- Task to carry out: Write each record again exactly as it stands.

>> BEGIN

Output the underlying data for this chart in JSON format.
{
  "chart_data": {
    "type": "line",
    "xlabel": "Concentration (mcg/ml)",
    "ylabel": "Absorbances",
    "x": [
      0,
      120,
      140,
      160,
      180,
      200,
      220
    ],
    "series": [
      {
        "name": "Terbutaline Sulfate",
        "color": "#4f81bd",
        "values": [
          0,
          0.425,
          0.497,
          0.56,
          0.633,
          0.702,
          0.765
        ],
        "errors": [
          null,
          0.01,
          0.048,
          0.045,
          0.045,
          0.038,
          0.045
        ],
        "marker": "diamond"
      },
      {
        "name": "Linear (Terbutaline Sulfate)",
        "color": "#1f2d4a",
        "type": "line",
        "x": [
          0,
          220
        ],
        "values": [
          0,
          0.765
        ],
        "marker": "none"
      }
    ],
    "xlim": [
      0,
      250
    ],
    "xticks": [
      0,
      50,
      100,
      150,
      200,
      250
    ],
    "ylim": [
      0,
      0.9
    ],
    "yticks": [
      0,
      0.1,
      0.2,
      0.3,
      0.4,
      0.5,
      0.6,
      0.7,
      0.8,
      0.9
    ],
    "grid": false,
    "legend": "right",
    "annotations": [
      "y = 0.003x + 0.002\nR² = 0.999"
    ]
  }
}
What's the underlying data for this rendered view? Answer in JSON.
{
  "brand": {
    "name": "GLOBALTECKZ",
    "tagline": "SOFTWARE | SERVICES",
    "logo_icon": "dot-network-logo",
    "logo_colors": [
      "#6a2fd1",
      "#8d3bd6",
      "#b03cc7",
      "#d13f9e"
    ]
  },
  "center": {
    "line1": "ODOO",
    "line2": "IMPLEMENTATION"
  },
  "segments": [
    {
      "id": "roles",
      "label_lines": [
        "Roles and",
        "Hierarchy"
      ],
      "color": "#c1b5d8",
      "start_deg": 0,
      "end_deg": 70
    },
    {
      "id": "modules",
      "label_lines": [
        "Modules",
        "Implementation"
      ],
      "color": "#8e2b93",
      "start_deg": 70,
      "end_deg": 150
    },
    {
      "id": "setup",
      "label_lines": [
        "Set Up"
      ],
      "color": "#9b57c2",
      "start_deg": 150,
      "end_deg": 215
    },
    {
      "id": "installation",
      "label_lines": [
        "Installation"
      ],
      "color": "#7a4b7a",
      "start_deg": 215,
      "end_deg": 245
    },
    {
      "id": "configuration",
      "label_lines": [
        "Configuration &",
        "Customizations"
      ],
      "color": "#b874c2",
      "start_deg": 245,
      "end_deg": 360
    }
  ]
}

>> END

- Answer to the task:
Output the underlying data for this chart in JSON format.
{
  "chart_data": {
    "type": "line",
    "xlabel": "Concentration (mcg/ml)",
    "ylabel": "Absorbances",
    "x": [
      0,
      120,
      140,
      160,
      180,
      200,
      220
    ],
    "series": [
      {
        "name": "Terbutaline Sulfate",
        "color": "#4f81bd",
        "values": [
          0,
          0.425,
          0.497,
          0.56,
          0.633,
          0.702,
          0.765
        ],
        "errors": [
          null,
          0.01,
          0.048,
          0.045,
          0.045,
          0.038,
          0.045
        ],
        "marker": "diamond"
      },
      {
        "name": "Linear (Terbutaline Sulfate)",
        "color": "#1f2d4a",
        "type": "line",
        "x": [
          0,
          220
        ],
        "values": [
          0,
          0.765
        ],
        "marker": "none"
      }
    ],
    "xlim": [
      0,
      250
    ],
    "xticks": [
      0,
      50,
      100,
      150,
      200,
      250
    ],
    "ylim": [
      0,
      0.9
    ],
    "yticks": [
      0,
      0.1,
      0.2,
      0.3,
      0.4,
      0.5,
      0.6,
      0.7,
      0.8,
      0.9
    ],
    "grid": false,
    "legend": "right",
    "annotations": [
      "y = 0.003x + 0.002\nR² = 0.999"
    ]
  }
}
What's the underlying data for this rendered view? Answer in JSON.
{
  "brand": {
    "name": "GLOBALTECKZ",
    "tagline": "SOFTWARE | SERVICES",
    "logo_icon": "dot-network-logo",
    "logo_colors": [
      "#6a2fd1",
      "#8d3bd6",
      "#b03cc7",
      "#d13f9e"
    ]
  },
  "center": {
    "line1": "ODOO",
    "line2": "IMPLEMENTATION"
  },
  "segments": [
    {
      "id": "roles",
      "label_lines": [
        "Roles and",
        "Hierarchy"
      ],
      "color": "#c1b5d8",
      "start_deg": 0,
      "end_deg": 70
    },
    {
      "id": "modules",
      "label_lines": [
        "Modules",
        "Implementation"
      ],
      "color": "#8e2b93",
      "start_deg": 70,
      "end_deg": 150
    },
    {
      "id": "setup",
      "label_lines": [
        "Set Up"
      ],
      "color": "#9b57c2",
      "start_deg": 150,
      "end_deg": 215
    },
    {
      "id": "installation",
      "label_lines": [
        "Installation"
      ],
      "color": "#7a4b7a",
      "start_deg": 215,
      "end_deg": 245
    },
    {
      "id": "configuration",
      "label_lines": [
        "Configuration &",
        "Customizations"
      ],
      "color": "#b874c2",
      "start_deg": 245,
      "end_deg": 360
    }
  ]
}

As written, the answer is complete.